What you will do:
Quote, verbatim, all material below, without pictures.

** start Data lines **

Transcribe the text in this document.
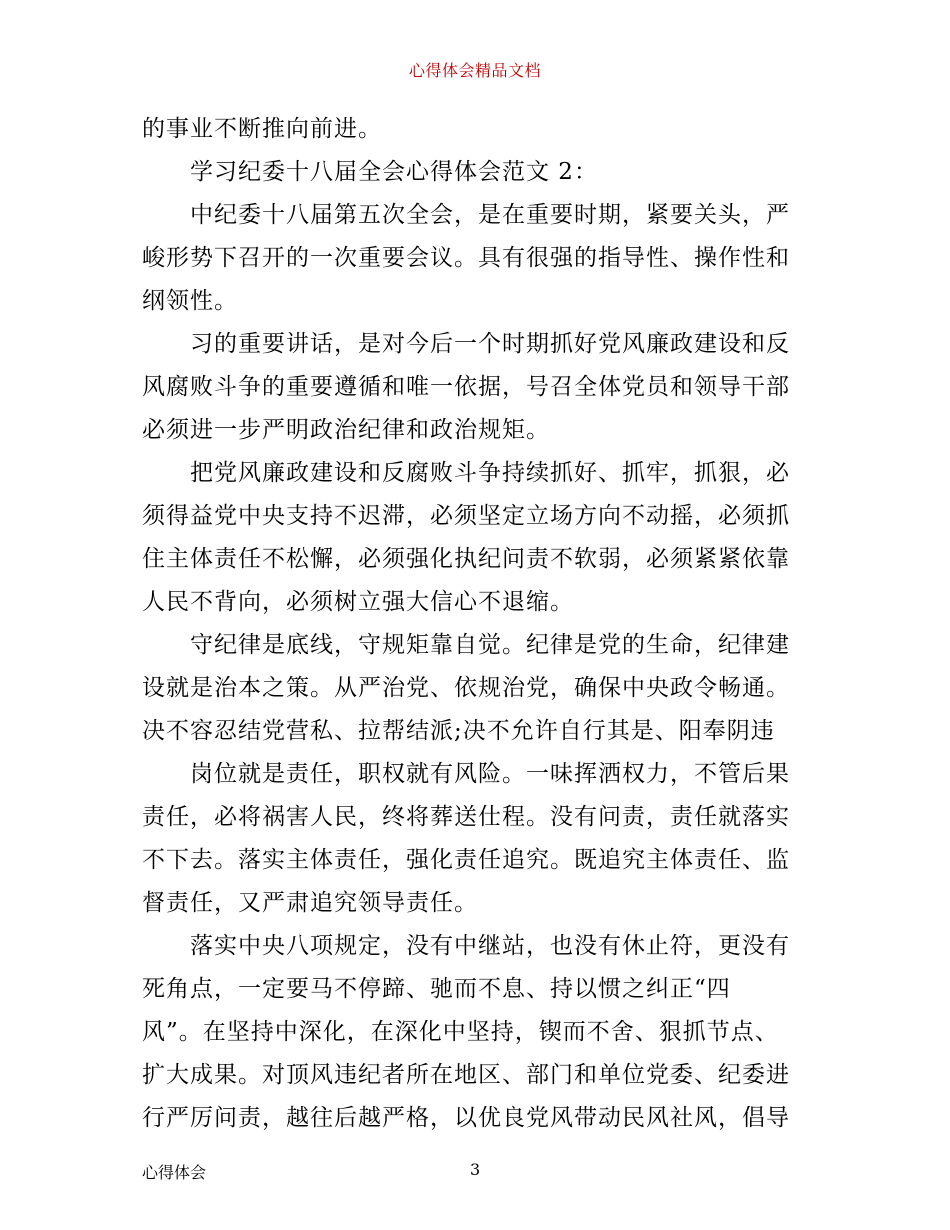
心得体会精品文档
的事业不断推向前进。
学习纪委十八届全会心得体会范文 2：
中纪委十八届第五次全会，是在重要时期，紧要关头，严
峻形势下召开的一次重要会议。具有很强的指导性、操作性和
纲领性。
习的重要讲话，是对今后一个时期抓好党风廉政建设和反
风腐败斗争的重要遵循和唯一依据，号召全体党员和领导干部
必须进一步严明政治纪律和政治规矩。
把党风廉政建设和反腐败斗争持续抓好、抓牢，抓狠，必
须得益党中央支持不迟滞，必须坚定立场方向不动摇，必须抓
住主体责任不松懈，必须强化执纪问责不软弱，必须紧紧依靠
人民不背向，必须树立强大信心不退缩。
守纪律是底线，守规矩靠自觉。纪律是党的生命，纪律建
设就是治本之策。从严治党、依规治党，确保中央政令畅通。
决不容忍结党营私、拉帮结派;决不允许自行其是、阳奉阴违
岗位就是责任，职权就有风险。一味挥洒权力，不管后果
责任，必将祸害人民，终将葬送仕程。没有问责，责任就落实
不下去。落实主体责任，强化责任追究。既追究主体责任、监
督责任，又严肃追究领导责任。
落实中央八项规定，没有中继站，也没有休止符，更没有
死角点，一定要马不停蹄、驰而不息、持以惯之纠正“四
风”。在坚持中深化，在深化中坚持，锲而不舍、狠抓节点、
扩大成果。对顶风违纪者所在地区、部门和单位党委、纪委进
行严厉问责，越往后越严格，以优良党风带动民风社风，倡导
心得体会	3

** end Data lines **

Result for this task:
Transcribe the text in this document.
心得体会精品文档
的事业不断推向前进。
学习纪委十八届全会心得体会范文 2：
中纪委十八届第五次全会，是在重要时期，紧要关头，严
峻形势下召开的一次重要会议。具有很强的指导性、操作性和
纲领性。
习的重要讲话，是对今后一个时期抓好党风廉政建设和反
风腐败斗争的重要遵循和唯一依据，号召全体党员和领导干部
必须进一步严明政治纪律和政治规矩。
把党风廉政建设和反腐败斗争持续抓好、抓牢，抓狠，必
须得益党中央支持不迟滞，必须坚定立场方向不动摇，必须抓
住主体责任不松懈，必须强化执纪问责不软弱，必须紧紧依靠
人民不背向，必须树立强大信心不退缩。
守纪律是底线，守规矩靠自觉。纪律是党的生命，纪律建
设就是治本之策。从严治党、依规治党，确保中央政令畅通。
决不容忍结党营私、拉帮结派;决不允许自行其是、阳奉阴违
岗位就是责任，职权就有风险。一味挥洒权力，不管后果
责任，必将祸害人民，终将葬送仕程。没有问责，责任就落实
不下去。落实主体责任，强化责任追究。既追究主体责任、监
督责任，又严肃追究领导责任。
落实中央八项规定，没有中继站，也没有休止符，更没有
死角点，一定要马不停蹄、驰而不息、持以惯之纠正“四
风”。在坚持中深化，在深化中坚持，锲而不舍、狠抓节点、
扩大成果。对顶风违纪者所在地区、部门和单位党委、纪委进
行严厉问责，越往后越严格，以优良党风带动民风社风，倡导
心得体会	3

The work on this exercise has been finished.